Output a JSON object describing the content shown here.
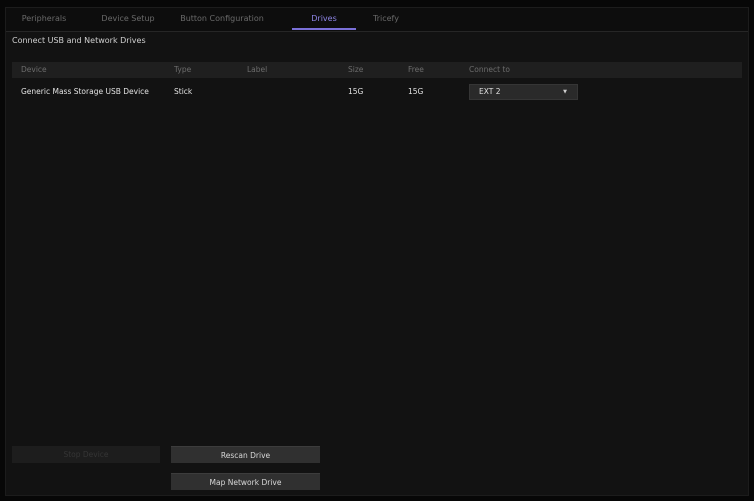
{
  "tabs": [
    {
      "label": "Peripherals",
      "active": false
    },
    {
      "label": "Device Setup",
      "active": false
    },
    {
      "label": "Button Configuration",
      "active": false
    },
    {
      "label": "Drives",
      "active": true
    },
    {
      "label": "Tricefy",
      "active": false
    }
  ],
  "section": {
    "title": "Connect USB and Network Drives"
  },
  "table": {
    "columns": [
      "Device",
      "Type",
      "Label",
      "Size",
      "Free",
      "Connect to"
    ],
    "rows": [
      {
        "device": "Generic Mass Storage USB Device",
        "type": "Stick",
        "label": "",
        "size": "15G",
        "free": "15G",
        "connect_to": "EXT 2"
      }
    ]
  },
  "buttons": {
    "stop_device": "Stop Device",
    "rescan_drive": "Rescan Drive",
    "map_network_drive": "Map Network Drive"
  },
  "colors": {
    "accent": "#7a70d8",
    "background": "#121212",
    "header_bg": "#1f1f1f",
    "button_bg": "#303030"
  }
}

○ ○ ○

### WHAT IS BEING ASKED
Each line of the data is to be duplicated exactly; pictures stay out of the copy.

### COMPLETE RESPONSE
Output a JSON object describing the content shown here.
{
  "tabs": [
    {
      "label": "Peripherals",
      "active": false
    },
    {
      "label": "Device Setup",
      "active": false
    },
    {
      "label": "Button Configuration",
      "active": false
    },
    {
      "label": "Drives",
      "active": true
    },
    {
      "label": "Tricefy",
      "active": false
    }
  ],
  "section": {
    "title": "Connect USB and Network Drives"
  },
  "table": {
    "columns": [
      "Device",
      "Type",
      "Label",
      "Size",
      "Free",
      "Connect to"
    ],
    "rows": [
      {
        "device": "Generic Mass Storage USB Device",
        "type": "Stick",
        "label": "",
        "size": "15G",
        "free": "15G",
        "connect_to": "EXT 2"
      }
    ]
  },
  "buttons": {
    "stop_device": "Stop Device",
    "rescan_drive": "Rescan Drive",
    "map_network_drive": "Map Network Drive"
  },
  "colors": {
    "accent": "#7a70d8",
    "background": "#121212",
    "header_bg": "#1f1f1f",
    "button_bg": "#303030"
  }
}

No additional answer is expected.